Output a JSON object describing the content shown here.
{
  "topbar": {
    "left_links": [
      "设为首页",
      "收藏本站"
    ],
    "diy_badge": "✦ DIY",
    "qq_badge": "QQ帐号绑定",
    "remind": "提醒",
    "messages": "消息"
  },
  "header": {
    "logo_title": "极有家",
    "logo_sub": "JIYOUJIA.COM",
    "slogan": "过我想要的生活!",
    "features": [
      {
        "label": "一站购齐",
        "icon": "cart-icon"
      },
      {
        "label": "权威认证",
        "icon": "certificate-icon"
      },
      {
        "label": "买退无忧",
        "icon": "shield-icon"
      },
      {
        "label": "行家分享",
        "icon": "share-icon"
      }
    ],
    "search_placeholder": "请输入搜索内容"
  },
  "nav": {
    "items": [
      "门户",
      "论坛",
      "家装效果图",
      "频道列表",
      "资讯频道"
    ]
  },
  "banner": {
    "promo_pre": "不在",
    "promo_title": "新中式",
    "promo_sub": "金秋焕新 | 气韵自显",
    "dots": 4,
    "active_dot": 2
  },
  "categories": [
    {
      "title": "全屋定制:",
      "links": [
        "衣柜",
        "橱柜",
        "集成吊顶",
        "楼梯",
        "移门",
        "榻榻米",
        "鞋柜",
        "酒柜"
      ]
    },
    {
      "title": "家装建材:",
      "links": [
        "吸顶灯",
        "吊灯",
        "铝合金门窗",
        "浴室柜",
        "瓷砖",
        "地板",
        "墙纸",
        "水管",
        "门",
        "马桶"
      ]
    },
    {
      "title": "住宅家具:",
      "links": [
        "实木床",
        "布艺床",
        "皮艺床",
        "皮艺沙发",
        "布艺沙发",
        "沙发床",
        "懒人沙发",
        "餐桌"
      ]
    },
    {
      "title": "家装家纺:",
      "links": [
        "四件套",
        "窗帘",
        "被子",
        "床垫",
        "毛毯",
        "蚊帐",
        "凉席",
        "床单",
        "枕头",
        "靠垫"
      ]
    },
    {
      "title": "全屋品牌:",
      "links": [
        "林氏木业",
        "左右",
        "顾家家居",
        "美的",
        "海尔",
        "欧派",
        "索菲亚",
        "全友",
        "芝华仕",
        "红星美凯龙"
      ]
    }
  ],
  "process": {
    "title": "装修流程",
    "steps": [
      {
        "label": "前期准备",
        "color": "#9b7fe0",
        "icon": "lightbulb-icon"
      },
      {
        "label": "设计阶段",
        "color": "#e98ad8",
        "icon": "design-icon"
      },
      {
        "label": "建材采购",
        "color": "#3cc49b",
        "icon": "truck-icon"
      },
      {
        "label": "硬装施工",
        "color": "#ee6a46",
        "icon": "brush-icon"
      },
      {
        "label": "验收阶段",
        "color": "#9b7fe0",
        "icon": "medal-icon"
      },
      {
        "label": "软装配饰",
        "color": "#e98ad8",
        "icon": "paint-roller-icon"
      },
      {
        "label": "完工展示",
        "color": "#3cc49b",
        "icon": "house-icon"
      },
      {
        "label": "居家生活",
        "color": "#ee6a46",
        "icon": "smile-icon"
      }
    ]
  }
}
──────
_Prompt_
Repeat the records above exactly, leaving none out.

_Task solution_
Output a JSON object describing the content shown here.
{
  "topbar": {
    "left_links": [
      "设为首页",
      "收藏本站"
    ],
    "diy_badge": "✦ DIY",
    "qq_badge": "QQ帐号绑定",
    "remind": "提醒",
    "messages": "消息"
  },
  "header": {
    "logo_title": "极有家",
    "logo_sub": "JIYOUJIA.COM",
    "slogan": "过我想要的生活!",
    "features": [
      {
        "label": "一站购齐",
        "icon": "cart-icon"
      },
      {
        "label": "权威认证",
        "icon": "certificate-icon"
      },
      {
        "label": "买退无忧",
        "icon": "shield-icon"
      },
      {
        "label": "行家分享",
        "icon": "share-icon"
      }
    ],
    "search_placeholder": "请输入搜索内容"
  },
  "nav": {
    "items": [
      "门户",
      "论坛",
      "家装效果图",
      "频道列表",
      "资讯频道"
    ]
  },
  "banner": {
    "promo_pre": "不在",
    "promo_title": "新中式",
    "promo_sub": "金秋焕新 | 气韵自显",
    "dots": 4,
    "active_dot": 2
  },
  "categories": [
    {
      "title": "全屋定制:",
      "links": [
        "衣柜",
        "橱柜",
        "集成吊顶",
        "楼梯",
        "移门",
        "榻榻米",
        "鞋柜",
        "酒柜"
      ]
    },
    {
      "title": "家装建材:",
      "links": [
        "吸顶灯",
        "吊灯",
        "铝合金门窗",
        "浴室柜",
        "瓷砖",
        "地板",
        "墙纸",
        "水管",
        "门",
        "马桶"
      ]
    },
    {
      "title": "住宅家具:",
      "links": [
        "实木床",
        "布艺床",
        "皮艺床",
        "皮艺沙发",
        "布艺沙发",
        "沙发床",
        "懒人沙发",
        "餐桌"
      ]
    },
    {
      "title": "家装家纺:",
      "links": [
        "四件套",
        "窗帘",
        "被子",
        "床垫",
        "毛毯",
        "蚊帐",
        "凉席",
        "床单",
        "枕头",
        "靠垫"
      ]
    },
    {
      "title": "全屋品牌:",
      "links": [
        "林氏木业",
        "左右",
        "顾家家居",
        "美的",
        "海尔",
        "欧派",
        "索菲亚",
        "全友",
        "芝华仕",
        "红星美凯龙"
      ]
    }
  ],
  "process": {
    "title": "装修流程",
    "steps": [
      {
        "label": "前期准备",
        "color": "#9b7fe0",
        "icon": "lightbulb-icon"
      },
      {
        "label": "设计阶段",
        "color": "#e98ad8",
        "icon": "design-icon"
      },
      {
        "label": "建材采购",
        "color": "#3cc49b",
        "icon": "truck-icon"
      },
      {
        "label": "硬装施工",
        "color": "#ee6a46",
        "icon": "brush-icon"
      },
      {
        "label": "验收阶段",
        "color": "#9b7fe0",
        "icon": "medal-icon"
      },
      {
        "label": "软装配饰",
        "color": "#e98ad8",
        "icon": "paint-roller-icon"
      },
      {
        "label": "完工展示",
        "color": "#3cc49b",
        "icon": "house-icon"
      },
      {
        "label": "居家生活",
        "color": "#ee6a46",
        "icon": "smile-icon"
      }
    ]
  }
}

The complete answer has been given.